◆ Directions for this task ◆
Write the entries below out again exactly; any picture in them stays out.

◆ Records to process ◆
++++

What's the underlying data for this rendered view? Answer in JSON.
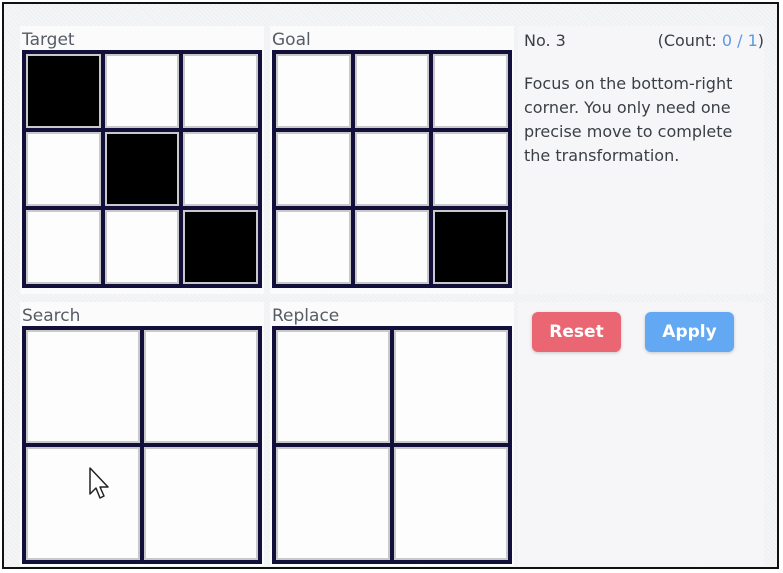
{
  "labels": {
    "target": "Target",
    "goal": "Goal",
    "search": "Search",
    "replace": "Replace"
  },
  "target_grid": [
    [
      1,
      0,
      0
    ],
    [
      0,
      1,
      0
    ],
    [
      0,
      0,
      1
    ]
  ],
  "goal_grid": [
    [
      0,
      0,
      0
    ],
    [
      0,
      0,
      0
    ],
    [
      0,
      0,
      1
    ]
  ],
  "search_grid": [
    [
      0,
      0
    ],
    [
      0,
      0
    ]
  ],
  "replace_grid": [
    [
      0,
      0
    ],
    [
      0,
      0
    ]
  ],
  "info": {
    "level": "No. 3",
    "count_prefix": "(Count: ",
    "count_current": "0",
    "count_sep": " / ",
    "count_total": "1",
    "count_suffix": ")",
    "description": "Focus on the bottom-right corner. You only need one precise move to complete the transformation."
  },
  "buttons": {
    "reset": "Reset",
    "apply": "Apply"
  },
  "colors": {
    "board_border": "#120f3a",
    "filled": "#000000",
    "empty": "#fdfdfd",
    "reset": "#ea6672",
    "apply": "#62a8f2",
    "count_accent": "#5a9be0"
  }
}
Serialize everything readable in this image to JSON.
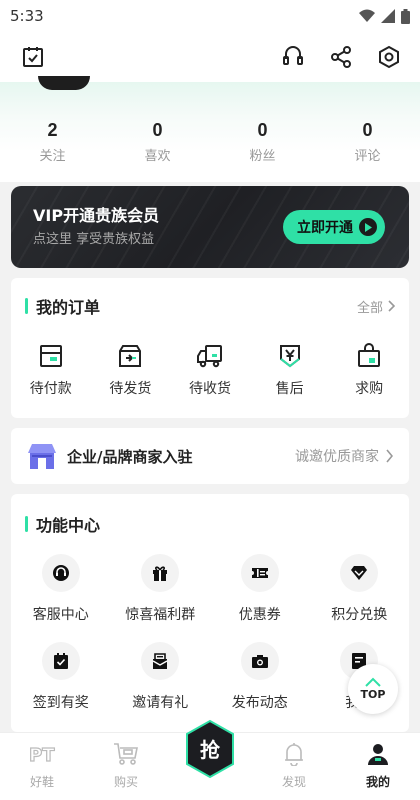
{
  "status_bar": {
    "time": "5:33"
  },
  "stats": [
    {
      "value": "2",
      "label": "关注"
    },
    {
      "value": "0",
      "label": "喜欢"
    },
    {
      "value": "0",
      "label": "粉丝"
    },
    {
      "value": "0",
      "label": "评论"
    }
  ],
  "vip": {
    "title": "VIP开通贵族会员",
    "subtitle": "点这里 享受贵族权益",
    "button": "立即开通",
    "accent": "#2fe0a6"
  },
  "orders": {
    "title": "我的订单",
    "more": "全部",
    "items": [
      {
        "label": "待付款",
        "icon": "wallet-icon"
      },
      {
        "label": "待发货",
        "icon": "box-icon"
      },
      {
        "label": "待收货",
        "icon": "truck-icon"
      },
      {
        "label": "售后",
        "icon": "yen-shield-icon"
      },
      {
        "label": "求购",
        "icon": "bag-icon"
      }
    ]
  },
  "merchant": {
    "title": "企业/品牌商家入驻",
    "link": "诚邀优质商家"
  },
  "functions": {
    "title": "功能中心",
    "items": [
      {
        "label": "客服中心",
        "icon": "service-icon"
      },
      {
        "label": "惊喜福利群",
        "icon": "gift-icon"
      },
      {
        "label": "优惠券",
        "icon": "coupon-icon"
      },
      {
        "label": "积分兑换",
        "icon": "diamond-icon"
      },
      {
        "label": "签到有奖",
        "icon": "calendar-check-icon"
      },
      {
        "label": "邀请有礼",
        "icon": "invite-icon"
      },
      {
        "label": "发布动态",
        "icon": "camera-icon"
      },
      {
        "label": "我的",
        "icon": "note-icon"
      }
    ]
  },
  "top_button": {
    "label": "TOP"
  },
  "bottom_nav": [
    {
      "label": "好鞋",
      "icon": "pt-icon"
    },
    {
      "label": "购买",
      "icon": "cart-icon"
    },
    {
      "label": "",
      "icon": "grab-icon"
    },
    {
      "label": "发现",
      "icon": "bell-icon"
    },
    {
      "label": "我的",
      "icon": "user-icon"
    }
  ]
}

++++

◆ Task answer ◆
What's the underlying data for this rendered view? Answer in JSON.
{
  "labels": {
    "target": "Target",
    "goal": "Goal",
    "search": "Search",
    "replace": "Replace"
  },
  "target_grid": [
    [
      1,
      0,
      0
    ],
    [
      0,
      1,
      0
    ],
    [
      0,
      0,
      1
    ]
  ],
  "goal_grid": [
    [
      0,
      0,
      0
    ],
    [
      0,
      0,
      0
    ],
    [
      0,
      0,
      1
    ]
  ],
  "search_grid": [
    [
      0,
      0
    ],
    [
      0,
      0
    ]
  ],
  "replace_grid": [
    [
      0,
      0
    ],
    [
      0,
      0
    ]
  ],
  "info": {
    "level": "No. 3",
    "count_prefix": "(Count: ",
    "count_current": "0",
    "count_sep": " / ",
    "count_total": "1",
    "count_suffix": ")",
    "description": "Focus on the bottom-right corner. You only need one precise move to complete the transformation."
  },
  "buttons": {
    "reset": "Reset",
    "apply": "Apply"
  },
  "colors": {
    "board_border": "#120f3a",
    "filled": "#000000",
    "empty": "#fdfdfd",
    "reset": "#ea6672",
    "apply": "#62a8f2",
    "count_accent": "#5a9be0"
  }
}
Serialize everything readable in this image to JSON.
{
  "status_bar": {
    "time": "5:33"
  },
  "stats": [
    {
      "value": "2",
      "label": "关注"
    },
    {
      "value": "0",
      "label": "喜欢"
    },
    {
      "value": "0",
      "label": "粉丝"
    },
    {
      "value": "0",
      "label": "评论"
    }
  ],
  "vip": {
    "title": "VIP开通贵族会员",
    "subtitle": "点这里 享受贵族权益",
    "button": "立即开通",
    "accent": "#2fe0a6"
  },
  "orders": {
    "title": "我的订单",
    "more": "全部",
    "items": [
      {
        "label": "待付款",
        "icon": "wallet-icon"
      },
      {
        "label": "待发货",
        "icon": "box-icon"
      },
      {
        "label": "待收货",
        "icon": "truck-icon"
      },
      {
        "label": "售后",
        "icon": "yen-shield-icon"
      },
      {
        "label": "求购",
        "icon": "bag-icon"
      }
    ]
  },
  "merchant": {
    "title": "企业/品牌商家入驻",
    "link": "诚邀优质商家"
  },
  "functions": {
    "title": "功能中心",
    "items": [
      {
        "label": "客服中心",
        "icon": "service-icon"
      },
      {
        "label": "惊喜福利群",
        "icon": "gift-icon"
      },
      {
        "label": "优惠券",
        "icon": "coupon-icon"
      },
      {
        "label": "积分兑换",
        "icon": "diamond-icon"
      },
      {
        "label": "签到有奖",
        "icon": "calendar-check-icon"
      },
      {
        "label": "邀请有礼",
        "icon": "invite-icon"
      },
      {
        "label": "发布动态",
        "icon": "camera-icon"
      },
      {
        "label": "我的",
        "icon": "note-icon"
      }
    ]
  },
  "top_button": {
    "label": "TOP"
  },
  "bottom_nav": [
    {
      "label": "好鞋",
      "icon": "pt-icon"
    },
    {
      "label": "购买",
      "icon": "cart-icon"
    },
    {
      "label": "",
      "icon": "grab-icon"
    },
    {
      "label": "发现",
      "icon": "bell-icon"
    },
    {
      "label": "我的",
      "icon": "user-icon"
    }
  ]
}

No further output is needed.